--- Begin Provided text ---
Modern Webhooks Metrics

sub_postback: type label with potential value send_message

Example:

sub_postback_duration_seconds_bucket{le="30", type="send_message"} 1

Legacy Postback Metrics

api_postback: operation label with potential values import_results and reg_rollup

Example:

api_postback{le="30", operation="import_results"} 1

The LRS

The performance of Engine's LRS can also be monitored. The metrics reporter uses the method label to differentiate the different xAPI resources being requested. For a detailed description of each of these endpoints, please refer to the xAPI spec. The values currently used for the method label are:

activities
activities_profile
activities_state
actors
actor_profile
extended_actions
statements

Example:

xapi_requests_duration_seconds_bucket{method="activities", le="0.01"} 17

xAPI Requests by Version

xAPI requests are tracked by version and sorted into three seperate buckets (listed below). These metrics include a method label for what HTTP method was used for the request and a path label to specify what xAPI URL path was hit.
--- End Provided text ---
## Prompt a:
Reproduce the stretch of the records from the line containing "black-queen: ♛ [152,4,175,32]" through the line containing "square-e5 [120,91,149,120]", both lines included.
--- Begin Supplied material ---
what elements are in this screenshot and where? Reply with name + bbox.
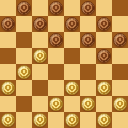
square-2-1[interactable] <box>16 32 32 48</box>
square-3-3 <box>48 48 64 64</box>
square-4-0 <box>0 64 16 80</box>
square-4-5[interactable] <box>80 64 96 80</box>
square-4-7[interactable] <box>112 64 128 80</box>
square-5-7 <box>112 80 128 96</box>
yellow-man[interactable] <box>33 113 47 127</box>
brown-man[interactable] <box>97 17 111 31</box>
square-2-7[interactable] <box>112 32 128 48</box>
square-1-6[interactable] <box>96 16 112 32</box>
brown-man[interactable] <box>49 33 63 47</box>
square-6-7[interactable] <box>112 96 128 112</box>
yellow-man[interactable] <box>97 113 111 127</box>
square-5-6[interactable] <box>96 80 112 96</box>
square-4-6 <box>96 64 112 80</box>
square-5-1 <box>16 80 32 96</box>
yellow-man[interactable] <box>17 65 31 79</box>
yellow-man[interactable] <box>97 81 111 95</box>
square-6-1[interactable] <box>16 96 32 112</box>
square-5-3 <box>48 80 64 96</box>
square-6-4 <box>64 96 80 112</box>
square-4-3[interactable] <box>48 64 64 80</box>
square-6-0 <box>0 96 16 112</box>
brown-man[interactable] <box>81 1 95 15</box>
square-0-5[interactable] <box>80 0 96 16</box>
square-3-5 <box>80 48 96 64</box>
square-3-7 <box>112 48 128 64</box>
square-1-0[interactable] <box>0 16 16 32</box>
square-0-0 <box>0 0 16 16</box>
square-4-4 <box>64 64 80 80</box>
square-2-2 <box>32 32 48 48</box>
yellow-man[interactable] <box>65 113 79 127</box>
square-3-0[interactable] <box>0 48 16 64</box>
square-3-4[interactable] <box>64 48 80 64</box>
square-0-3[interactable] <box>48 0 64 16</box>
square-2-3[interactable] <box>48 32 64 48</box>
square-7-6[interactable] <box>96 112 112 128</box>
square-5-0[interactable] <box>0 80 16 96</box>
brown-man[interactable] <box>113 33 127 47</box>
square-7-2[interactable] <box>32 112 48 128</box>
yellow-man[interactable] <box>1 113 15 127</box>
yellow-man[interactable] <box>1 81 15 95</box>
square-2-6 <box>96 32 112 48</box>
yellow-man[interactable] <box>33 49 47 63</box>
yellow-man[interactable] <box>65 81 79 95</box>
square-6-2 <box>32 96 48 112</box>
square-5-2[interactable] <box>32 80 48 96</box>
square-3-6[interactable] <box>96 48 112 64</box>
square-7-7 <box>112 112 128 128</box>
square-3-1 <box>16 48 32 64</box>
brown-man[interactable] <box>1 17 15 31</box>
square-2-0 <box>0 32 16 48</box>
square-0-7[interactable] <box>112 0 128 16</box>
square-6-6 <box>96 96 112 112</box>
square-7-0[interactable] <box>0 112 16 128</box>
brown-man[interactable] <box>49 1 63 15</box>
brown-man[interactable] <box>17 1 31 15</box>
yellow-man[interactable] <box>81 97 95 111</box>
square-6-5[interactable] <box>80 96 96 112</box>
square-0-1[interactable] <box>16 0 32 16</box>
brown-man[interactable] <box>33 17 47 31</box>
brown-man[interactable] <box>81 33 95 47</box>
square-1-3 <box>48 16 64 32</box>
square-5-4[interactable] <box>64 80 80 96</box>
square-0-6 <box>96 0 112 16</box>
square-2-5[interactable] <box>80 32 96 48</box>
square-6-3[interactable] <box>48 96 64 112</box>
square-3-2[interactable] <box>32 48 48 64</box>
square-4-1[interactable] <box>16 64 32 80</box>
yellow-man[interactable] <box>49 97 63 111</box>
square-1-4[interactable] <box>64 16 80 32</box>
square-1-2[interactable] <box>32 16 48 32</box>
square-5-5 <box>80 80 96 96</box>
brown-man[interactable] <box>97 49 111 63</box>
yellow-man[interactable] <box>113 97 127 111</box>
square-0-2 <box>32 0 48 16</box>
square-1-5 <box>80 16 96 32</box>
square-0-4 <box>64 0 80 16</box>
square-7-1 <box>16 112 32 128</box>
square-7-5 <box>80 112 96 128</box>
checkers-board <box>0 0 128 128</box>
square-4-2 <box>32 64 48 80</box>
square-1-7 <box>112 16 128 32</box>
square-7-4[interactable] <box>64 112 80 128</box>
square-2-4 <box>64 32 80 48</box>
checkers-app <box>0 0 128 128</box>
square-7-3 <box>48 112 64 128</box>
square-1-1 <box>16 16 32 32</box>
brown-man[interactable] <box>65 17 79 31</box>
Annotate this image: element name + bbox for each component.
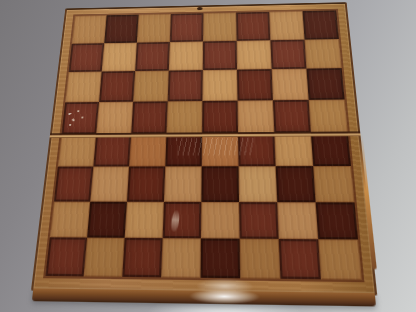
- board-square: [311, 132, 351, 166]
- board-square: [58, 134, 96, 167]
- board-square: [237, 69, 273, 100]
- board-square: [304, 39, 341, 69]
- board-square: [161, 239, 201, 278]
- board-square: [122, 238, 162, 277]
- board-square: [129, 133, 166, 166]
- board-square: [135, 42, 170, 72]
- board-square: [303, 10, 339, 39]
- board-square: [125, 202, 164, 239]
- board-square: [163, 202, 202, 239]
- board-square: [202, 70, 237, 101]
- photo-background: [0, 0, 416, 312]
- board-frame: [31, 2, 377, 295]
- board-square: [90, 167, 129, 202]
- board-square: [65, 72, 102, 103]
- board-square: [168, 70, 203, 101]
- board-square: [272, 69, 309, 100]
- board-square: [237, 40, 272, 70]
- board-square: [84, 238, 125, 277]
- board-square: [240, 239, 281, 279]
- board-square: [69, 43, 105, 72]
- board-square: [238, 132, 276, 166]
- board-grid: [43, 9, 364, 282]
- flash-reflection: [196, 278, 254, 295]
- board-square: [203, 13, 237, 42]
- board-square: [273, 100, 311, 133]
- board-square: [45, 238, 87, 277]
- board-square: [318, 240, 362, 280]
- board-square: [316, 202, 358, 240]
- board-square: [202, 133, 239, 167]
- board-square: [131, 101, 167, 133]
- board-square: [170, 13, 204, 41]
- board-square: [270, 39, 306, 69]
- board-square: [307, 68, 345, 99]
- board-square: [99, 71, 135, 102]
- board-square: [137, 14, 171, 42]
- board-square: [133, 71, 169, 102]
- board-square: [127, 167, 165, 202]
- board-square: [203, 41, 237, 71]
- board-square: [239, 202, 279, 240]
- board-square: [313, 166, 354, 202]
- board-square: [202, 100, 238, 132]
- board-square: [93, 133, 131, 166]
- board-square: [102, 42, 137, 71]
- board-square: [276, 166, 316, 202]
- board-square: [72, 15, 107, 43]
- board-square: [50, 201, 90, 238]
- board-square: [96, 102, 133, 134]
- board-square: [236, 12, 270, 41]
- board-square: [239, 166, 278, 202]
- board-square: [309, 99, 348, 132]
- board-square: [169, 41, 203, 71]
- board-square: [274, 132, 313, 166]
- board-square: [201, 166, 239, 201]
- board-square: [62, 102, 99, 134]
- board-square: [201, 202, 240, 239]
- board-square: [87, 201, 127, 238]
- board-square: [166, 101, 202, 133]
- board-square: [269, 11, 304, 40]
- frame-chip-mark: [197, 7, 202, 10]
- board-square: [238, 100, 275, 133]
- board-square: [165, 133, 202, 167]
- board-square: [279, 239, 321, 279]
- folding-chessboard: [29, 2, 379, 310]
- board-square: [164, 166, 202, 201]
- board-square: [277, 202, 318, 240]
- board-square: [104, 15, 138, 43]
- board-square: [54, 167, 93, 202]
- board-square: [200, 239, 240, 279]
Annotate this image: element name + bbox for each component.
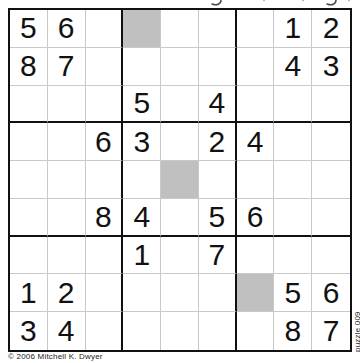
cell-r9c3[interactable] (86, 312, 124, 350)
cell-r9c1[interactable]: 3 (10, 312, 48, 350)
cell-r7c7[interactable] (237, 237, 275, 275)
cell-r6c7[interactable]: 6 (237, 199, 275, 237)
cell-r3c8[interactable] (274, 86, 312, 124)
cell-r3c9[interactable] (312, 86, 350, 124)
cell-r6c1[interactable] (10, 199, 48, 237)
cell-r6c5[interactable] (161, 199, 199, 237)
cell-r6c8[interactable] (274, 199, 312, 237)
cell-r7c8[interactable] (274, 237, 312, 275)
cell-r8c1[interactable]: 1 (10, 274, 48, 312)
cell-r5c9[interactable] (312, 161, 350, 199)
cell-r4c2[interactable] (48, 123, 86, 161)
cell-r3c7[interactable] (237, 86, 275, 124)
cell-r9c9[interactable]: 7 (312, 312, 350, 350)
cell-r8c3[interactable] (86, 274, 124, 312)
cell-r4c4[interactable]: 3 (123, 123, 161, 161)
cell-r3c2[interactable] (48, 86, 86, 124)
cell-r8c7[interactable] (237, 274, 275, 312)
cell-r9c8[interactable]: 8 (274, 312, 312, 350)
cell-r5c7[interactable] (237, 161, 275, 199)
cell-r7c2[interactable] (48, 237, 86, 275)
cell-r6c2[interactable] (48, 199, 86, 237)
cell-r5c3[interactable] (86, 161, 124, 199)
cell-r9c5[interactable] (161, 312, 199, 350)
cell-r1c6[interactable] (199, 10, 237, 48)
cell-r5c4[interactable] (123, 161, 161, 199)
cell-r8c6[interactable] (199, 274, 237, 312)
cell-r7c1[interactable] (10, 237, 48, 275)
cell-r6c4[interactable]: 4 (123, 199, 161, 237)
cell-r7c4[interactable]: 1 (123, 237, 161, 275)
cell-r2c4[interactable] (123, 48, 161, 86)
cell-r4c1[interactable] (10, 123, 48, 161)
cell-r2c9[interactable]: 3 (312, 48, 350, 86)
cell-r1c9[interactable]: 2 (312, 10, 350, 48)
cell-r3c1[interactable] (10, 86, 48, 124)
cell-r1c8[interactable]: 1 (274, 10, 312, 48)
cell-r1c7[interactable] (237, 10, 275, 48)
cell-r2c1[interactable]: 8 (10, 48, 48, 86)
cell-r7c5[interactable] (161, 237, 199, 275)
cell-r1c2[interactable]: 6 (48, 10, 86, 48)
cell-r5c2[interactable] (48, 161, 86, 199)
cell-r5c5[interactable] (161, 161, 199, 199)
cell-r4c9[interactable] (312, 123, 350, 161)
cell-r5c6[interactable] (199, 161, 237, 199)
cell-r8c5[interactable] (161, 274, 199, 312)
cell-r1c4[interactable] (123, 10, 161, 48)
sudoku-board: 5612874354632484561712563487 (8, 8, 352, 352)
cell-r3c5[interactable] (161, 86, 199, 124)
cell-r5c8[interactable] (274, 161, 312, 199)
cell-r7c6[interactable]: 7 (199, 237, 237, 275)
cell-r4c3[interactable]: 6 (86, 123, 124, 161)
cell-r4c8[interactable] (274, 123, 312, 161)
cell-r2c2[interactable]: 7 (48, 48, 86, 86)
cell-r3c3[interactable] (86, 86, 124, 124)
cell-r5c1[interactable] (10, 161, 48, 199)
cell-r1c1[interactable]: 5 (10, 10, 48, 48)
cropped-header-text-fragment (205, 0, 355, 7)
cell-r3c4[interactable]: 5 (123, 86, 161, 124)
cell-r7c9[interactable] (312, 237, 350, 275)
cell-r4c7[interactable]: 4 (237, 123, 275, 161)
cell-r2c3[interactable] (86, 48, 124, 86)
cell-r2c5[interactable] (161, 48, 199, 86)
cell-r7c3[interactable] (86, 237, 124, 275)
cell-r2c6[interactable] (199, 48, 237, 86)
cell-r9c7[interactable] (237, 312, 275, 350)
cell-r4c5[interactable] (161, 123, 199, 161)
cell-r4c6[interactable]: 2 (199, 123, 237, 161)
cell-r1c5[interactable] (161, 10, 199, 48)
cell-r8c8[interactable]: 5 (274, 274, 312, 312)
sudoku-page: { "game": "sudoku", "position": { "rows"… (0, 0, 360, 363)
cell-r6c3[interactable]: 8 (86, 199, 124, 237)
cell-r2c8[interactable]: 4 (274, 48, 312, 86)
cell-r9c2[interactable]: 4 (48, 312, 86, 350)
cell-r8c9[interactable]: 6 (312, 274, 350, 312)
cell-r8c2[interactable]: 2 (48, 274, 86, 312)
cell-r6c6[interactable]: 5 (199, 199, 237, 237)
cell-r3c6[interactable]: 4 (199, 86, 237, 124)
cell-r2c7[interactable] (237, 48, 275, 86)
cell-r1c3[interactable] (86, 10, 124, 48)
cell-r6c9[interactable] (312, 199, 350, 237)
cell-r9c4[interactable] (123, 312, 161, 350)
puzzle-number-label: puzzle 009 (353, 311, 360, 352)
copyright-text: © 2006 Mitchell K. Dwyer (8, 352, 103, 361)
cell-r8c4[interactable] (123, 274, 161, 312)
cell-r9c6[interactable] (199, 312, 237, 350)
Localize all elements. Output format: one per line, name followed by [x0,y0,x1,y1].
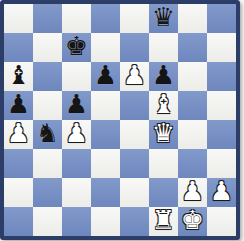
black-queen: ♛ [152,4,175,32]
square-c7: ♚ [62,33,91,62]
square-b6 [33,62,62,91]
square-g8 [178,4,207,33]
square-c5: ♟ [62,91,91,120]
square-b5 [33,91,62,120]
white-rook: ♜ [152,207,175,235]
square-f8: ♛ [149,4,178,33]
square-d5 [91,91,120,120]
black-pawn: ♟ [94,62,117,90]
square-a1 [4,207,33,236]
square-d3 [91,149,120,178]
black-king: ♚ [65,33,88,61]
white-pawn: ♟ [123,62,146,90]
square-b4: ♞ [33,120,62,149]
square-f3 [149,149,178,178]
square-b1 [33,207,62,236]
square-d6: ♟ [91,62,120,91]
square-d8 [91,4,120,33]
square-g2: ♟ [178,178,207,207]
black-bishop: ♝ [7,62,30,90]
square-f6: ♟ [149,62,178,91]
black-pawn: ♟ [7,91,30,119]
square-e5 [120,91,149,120]
square-c8 [62,4,91,33]
square-b7 [33,33,62,62]
white-pawn: ♟ [181,178,204,206]
square-h1 [207,207,236,236]
square-e8 [120,4,149,33]
square-g6 [178,62,207,91]
square-h8 [207,4,236,33]
square-d4 [91,120,120,149]
square-a5: ♟ [4,91,33,120]
chess-diagram-screenshot: ♛♚♝♟♟♟♟♟♝♟♞♟♛♟♟♜♚ [0,0,244,241]
square-e1 [120,207,149,236]
white-bishop: ♝ [152,91,175,119]
black-knight: ♞ [36,120,59,148]
square-e2 [120,178,149,207]
square-f2 [149,178,178,207]
square-d7 [91,33,120,62]
black-pawn: ♟ [65,91,88,119]
white-pawn: ♟ [7,120,30,148]
square-a4: ♟ [4,120,33,149]
square-a3 [4,149,33,178]
square-g5 [178,91,207,120]
square-h6 [207,62,236,91]
square-e4 [120,120,149,149]
square-a2 [4,178,33,207]
black-pawn: ♟ [152,62,175,90]
white-pawn: ♟ [65,120,88,148]
square-c1 [62,207,91,236]
square-a6: ♝ [4,62,33,91]
square-f1: ♜ [149,207,178,236]
square-f5: ♝ [149,91,178,120]
square-h3 [207,149,236,178]
board-frame: ♛♚♝♟♟♟♟♟♝♟♞♟♛♟♟♜♚ [0,0,240,240]
square-g3 [178,149,207,178]
square-c4: ♟ [62,120,91,149]
chess-board: ♛♚♝♟♟♟♟♟♝♟♞♟♛♟♟♜♚ [4,4,236,236]
square-e6: ♟ [120,62,149,91]
square-c6 [62,62,91,91]
square-h7 [207,33,236,62]
square-c2 [62,178,91,207]
square-d2 [91,178,120,207]
square-f4: ♛ [149,120,178,149]
square-e3 [120,149,149,178]
square-f7 [149,33,178,62]
square-g7 [178,33,207,62]
square-b8 [33,4,62,33]
square-g1: ♚ [178,207,207,236]
square-d1 [91,207,120,236]
square-g4 [178,120,207,149]
white-pawn: ♟ [210,178,233,206]
square-a7 [4,33,33,62]
square-c3 [62,149,91,178]
square-h4 [207,120,236,149]
square-h5 [207,91,236,120]
square-e7 [120,33,149,62]
white-queen: ♛ [152,120,175,148]
white-king: ♚ [181,207,204,235]
square-a8 [4,4,33,33]
square-b2 [33,178,62,207]
square-h2: ♟ [207,178,236,207]
square-b3 [33,149,62,178]
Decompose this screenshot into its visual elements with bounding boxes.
--- End Supplied material ---
## Prompt b:
From the text on Engine's LRS metrics, list every value currently used for the method label.

## Task output a:
black-queen: ♛ [152,4,175,32]
square-c7: ♚ [62,33,91,62]
square-b6 [33,62,62,91]
square-g8 [178,4,207,33]
square-c5: ♟ [62,91,91,120]
square-b5 [33,91,62,120]
white-rook: ♜ [152,207,175,235]
square-f8: ♛ [149,4,178,33]
square-d5 [91,91,120,120]
black-pawn: ♟ [94,62,117,90]
square-a1 [4,207,33,236]
square-d3 [91,149,120,178]
black-king: ♚ [65,33,88,61]
white-pawn: ♟ [123,62,146,90]
square-b4: ♞ [33,120,62,149]
square-f3 [149,149,178,178]
square-b1 [33,207,62,236]
square-d6: ♟ [91,62,120,91]
square-d8 [91,4,120,33]
square-g2: ♟ [178,178,207,207]
black-bishop: ♝ [7,62,30,90]
square-f6: ♟ [149,62,178,91]
black-pawn: ♟ [7,91,30,119]
square-e5 [120,91,149,120]

## Task output b:
activities
activities_profile
activities_state
actors
actor_profile
extended_actions
statements